→ **To be done**:
Only lines holding the string "your" are wanted; copy each one from the material.

#####

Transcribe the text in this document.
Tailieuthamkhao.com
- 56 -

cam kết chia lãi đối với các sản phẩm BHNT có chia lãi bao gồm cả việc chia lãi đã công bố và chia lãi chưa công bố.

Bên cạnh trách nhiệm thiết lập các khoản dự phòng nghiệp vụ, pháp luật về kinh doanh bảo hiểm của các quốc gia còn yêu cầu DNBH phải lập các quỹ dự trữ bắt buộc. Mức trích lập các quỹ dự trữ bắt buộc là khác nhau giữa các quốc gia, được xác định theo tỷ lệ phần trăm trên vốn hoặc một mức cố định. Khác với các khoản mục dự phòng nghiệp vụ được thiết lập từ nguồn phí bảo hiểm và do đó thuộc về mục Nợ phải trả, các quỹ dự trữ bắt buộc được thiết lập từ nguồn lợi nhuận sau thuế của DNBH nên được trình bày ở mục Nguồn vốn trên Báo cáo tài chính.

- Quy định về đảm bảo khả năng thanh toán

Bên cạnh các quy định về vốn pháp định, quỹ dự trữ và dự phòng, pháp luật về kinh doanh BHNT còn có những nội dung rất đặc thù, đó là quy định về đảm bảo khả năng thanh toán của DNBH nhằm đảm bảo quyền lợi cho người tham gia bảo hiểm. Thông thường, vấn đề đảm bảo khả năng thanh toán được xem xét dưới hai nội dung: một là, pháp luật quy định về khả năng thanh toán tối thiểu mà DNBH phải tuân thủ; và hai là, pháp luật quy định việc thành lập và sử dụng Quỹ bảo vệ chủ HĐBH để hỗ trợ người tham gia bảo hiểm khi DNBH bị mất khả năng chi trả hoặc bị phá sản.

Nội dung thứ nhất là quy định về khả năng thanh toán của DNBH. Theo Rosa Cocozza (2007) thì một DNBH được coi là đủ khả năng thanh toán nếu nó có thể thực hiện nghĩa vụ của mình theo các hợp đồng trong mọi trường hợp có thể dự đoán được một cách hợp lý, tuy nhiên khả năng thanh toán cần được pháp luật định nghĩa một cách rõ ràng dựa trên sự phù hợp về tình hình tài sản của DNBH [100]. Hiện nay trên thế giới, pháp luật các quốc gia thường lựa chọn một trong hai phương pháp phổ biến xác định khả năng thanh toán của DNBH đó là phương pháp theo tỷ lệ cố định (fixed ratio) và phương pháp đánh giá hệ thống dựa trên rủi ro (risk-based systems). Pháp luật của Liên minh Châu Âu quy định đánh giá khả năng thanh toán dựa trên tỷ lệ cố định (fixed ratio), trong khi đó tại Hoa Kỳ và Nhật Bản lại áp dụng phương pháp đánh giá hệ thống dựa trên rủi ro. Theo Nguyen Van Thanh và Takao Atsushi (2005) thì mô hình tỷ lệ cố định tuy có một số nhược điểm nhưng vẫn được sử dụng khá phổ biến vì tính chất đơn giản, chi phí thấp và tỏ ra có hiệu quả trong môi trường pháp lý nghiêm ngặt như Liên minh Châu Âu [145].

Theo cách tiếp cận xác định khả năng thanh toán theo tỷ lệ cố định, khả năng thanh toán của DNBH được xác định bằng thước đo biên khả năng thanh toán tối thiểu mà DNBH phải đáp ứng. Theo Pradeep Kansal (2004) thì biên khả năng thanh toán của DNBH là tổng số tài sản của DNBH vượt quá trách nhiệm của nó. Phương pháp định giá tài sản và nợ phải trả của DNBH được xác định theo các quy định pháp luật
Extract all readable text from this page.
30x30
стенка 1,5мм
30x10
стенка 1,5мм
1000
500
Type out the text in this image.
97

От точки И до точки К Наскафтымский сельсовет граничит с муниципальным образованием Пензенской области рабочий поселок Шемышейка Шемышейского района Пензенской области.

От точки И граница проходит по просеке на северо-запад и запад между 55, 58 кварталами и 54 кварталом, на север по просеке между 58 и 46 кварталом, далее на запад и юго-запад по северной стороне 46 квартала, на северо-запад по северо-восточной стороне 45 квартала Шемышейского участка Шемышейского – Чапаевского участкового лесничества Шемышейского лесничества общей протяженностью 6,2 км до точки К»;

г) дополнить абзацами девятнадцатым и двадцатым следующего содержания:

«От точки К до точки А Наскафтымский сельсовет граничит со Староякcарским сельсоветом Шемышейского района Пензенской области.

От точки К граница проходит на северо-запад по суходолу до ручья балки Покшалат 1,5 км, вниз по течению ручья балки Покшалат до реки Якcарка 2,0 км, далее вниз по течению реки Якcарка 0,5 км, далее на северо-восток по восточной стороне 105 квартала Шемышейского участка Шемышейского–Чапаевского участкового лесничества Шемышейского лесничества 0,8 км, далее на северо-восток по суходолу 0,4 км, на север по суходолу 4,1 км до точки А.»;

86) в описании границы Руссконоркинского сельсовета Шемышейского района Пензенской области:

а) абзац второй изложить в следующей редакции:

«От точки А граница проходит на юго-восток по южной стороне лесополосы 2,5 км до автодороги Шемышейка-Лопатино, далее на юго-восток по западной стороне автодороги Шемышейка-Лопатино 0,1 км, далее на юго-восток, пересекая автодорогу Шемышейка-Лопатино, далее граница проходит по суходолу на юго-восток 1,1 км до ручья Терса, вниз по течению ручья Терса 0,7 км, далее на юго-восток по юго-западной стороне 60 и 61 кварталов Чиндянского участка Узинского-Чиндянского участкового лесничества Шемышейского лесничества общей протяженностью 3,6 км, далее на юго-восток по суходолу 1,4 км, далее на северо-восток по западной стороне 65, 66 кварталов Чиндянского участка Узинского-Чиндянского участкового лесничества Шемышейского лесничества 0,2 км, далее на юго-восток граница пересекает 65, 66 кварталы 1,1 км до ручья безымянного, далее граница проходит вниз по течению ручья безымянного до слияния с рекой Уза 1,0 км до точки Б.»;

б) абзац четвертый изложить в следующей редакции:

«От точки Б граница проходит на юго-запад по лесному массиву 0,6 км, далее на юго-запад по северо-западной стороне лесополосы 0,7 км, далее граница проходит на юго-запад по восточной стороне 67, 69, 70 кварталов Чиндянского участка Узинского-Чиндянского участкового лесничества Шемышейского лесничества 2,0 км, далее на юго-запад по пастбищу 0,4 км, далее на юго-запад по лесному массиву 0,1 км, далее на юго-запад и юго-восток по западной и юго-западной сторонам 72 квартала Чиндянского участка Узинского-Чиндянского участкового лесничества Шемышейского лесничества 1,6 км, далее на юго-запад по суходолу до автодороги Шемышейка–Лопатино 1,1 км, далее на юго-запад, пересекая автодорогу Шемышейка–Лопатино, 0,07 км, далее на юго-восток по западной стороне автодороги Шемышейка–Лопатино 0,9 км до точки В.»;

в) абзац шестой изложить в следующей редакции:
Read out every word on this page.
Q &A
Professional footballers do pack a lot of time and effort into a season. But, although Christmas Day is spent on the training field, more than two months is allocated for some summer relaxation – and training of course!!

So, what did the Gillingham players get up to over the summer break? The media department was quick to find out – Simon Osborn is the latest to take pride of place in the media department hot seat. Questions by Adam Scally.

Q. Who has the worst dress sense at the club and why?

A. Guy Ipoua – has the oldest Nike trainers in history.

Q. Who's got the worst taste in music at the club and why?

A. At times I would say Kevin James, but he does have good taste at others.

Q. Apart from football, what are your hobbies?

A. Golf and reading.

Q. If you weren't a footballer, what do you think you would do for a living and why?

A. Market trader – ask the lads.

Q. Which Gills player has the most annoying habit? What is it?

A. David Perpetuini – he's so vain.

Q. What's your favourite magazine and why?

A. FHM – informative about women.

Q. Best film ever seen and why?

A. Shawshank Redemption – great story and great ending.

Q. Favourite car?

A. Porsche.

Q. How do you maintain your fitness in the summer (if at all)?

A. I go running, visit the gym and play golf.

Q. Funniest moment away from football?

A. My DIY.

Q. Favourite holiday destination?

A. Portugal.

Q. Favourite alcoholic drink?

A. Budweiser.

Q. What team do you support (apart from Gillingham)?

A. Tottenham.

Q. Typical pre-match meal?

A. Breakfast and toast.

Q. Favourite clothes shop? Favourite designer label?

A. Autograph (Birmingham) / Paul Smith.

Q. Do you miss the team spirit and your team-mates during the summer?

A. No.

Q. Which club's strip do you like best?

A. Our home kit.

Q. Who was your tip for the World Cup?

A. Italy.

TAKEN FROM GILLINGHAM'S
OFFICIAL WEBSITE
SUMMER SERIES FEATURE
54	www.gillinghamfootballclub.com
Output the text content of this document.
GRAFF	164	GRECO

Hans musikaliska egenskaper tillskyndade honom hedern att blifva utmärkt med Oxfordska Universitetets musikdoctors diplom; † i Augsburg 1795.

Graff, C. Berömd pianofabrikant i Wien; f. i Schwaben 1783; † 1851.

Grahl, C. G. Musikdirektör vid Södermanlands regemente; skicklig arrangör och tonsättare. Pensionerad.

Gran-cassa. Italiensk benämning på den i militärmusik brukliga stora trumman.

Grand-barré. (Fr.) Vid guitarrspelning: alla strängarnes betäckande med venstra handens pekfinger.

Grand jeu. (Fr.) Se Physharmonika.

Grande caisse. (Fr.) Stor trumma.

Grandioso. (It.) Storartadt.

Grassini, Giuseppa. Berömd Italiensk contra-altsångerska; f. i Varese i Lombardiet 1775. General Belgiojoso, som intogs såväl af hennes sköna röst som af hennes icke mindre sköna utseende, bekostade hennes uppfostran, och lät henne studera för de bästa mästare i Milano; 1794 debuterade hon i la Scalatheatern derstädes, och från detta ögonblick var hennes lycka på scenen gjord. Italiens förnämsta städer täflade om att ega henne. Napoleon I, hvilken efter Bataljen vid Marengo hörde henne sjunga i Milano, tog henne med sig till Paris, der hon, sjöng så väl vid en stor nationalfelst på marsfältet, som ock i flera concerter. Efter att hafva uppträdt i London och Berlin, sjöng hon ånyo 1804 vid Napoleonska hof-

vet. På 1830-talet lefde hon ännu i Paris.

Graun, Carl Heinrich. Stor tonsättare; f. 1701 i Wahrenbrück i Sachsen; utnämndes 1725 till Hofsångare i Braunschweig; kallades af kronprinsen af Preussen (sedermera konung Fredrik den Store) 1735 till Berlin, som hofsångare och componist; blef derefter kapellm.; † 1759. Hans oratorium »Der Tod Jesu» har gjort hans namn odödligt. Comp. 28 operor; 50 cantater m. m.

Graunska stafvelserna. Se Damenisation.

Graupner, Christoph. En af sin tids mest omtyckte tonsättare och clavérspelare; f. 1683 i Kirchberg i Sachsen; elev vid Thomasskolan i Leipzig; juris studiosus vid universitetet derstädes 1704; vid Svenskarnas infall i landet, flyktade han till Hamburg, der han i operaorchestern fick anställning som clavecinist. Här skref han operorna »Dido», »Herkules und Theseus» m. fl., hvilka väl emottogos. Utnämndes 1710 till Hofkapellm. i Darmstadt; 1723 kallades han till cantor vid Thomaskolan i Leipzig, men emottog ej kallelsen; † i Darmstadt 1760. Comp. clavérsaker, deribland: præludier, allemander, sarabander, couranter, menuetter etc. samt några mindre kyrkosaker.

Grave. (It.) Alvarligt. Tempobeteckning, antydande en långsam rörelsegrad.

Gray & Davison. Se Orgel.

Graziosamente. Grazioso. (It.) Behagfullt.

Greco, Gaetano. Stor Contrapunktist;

#####

→ **Expected output**:
Q. Apart from football, what are your hobbies?
Q. What's your favourite magazine and why?
Q. How do you maintain your fitness in the summer (if at all)?
Q. Do you miss the team spirit and your team-mates during the summer?
Q. Who was your tip for the World Cup?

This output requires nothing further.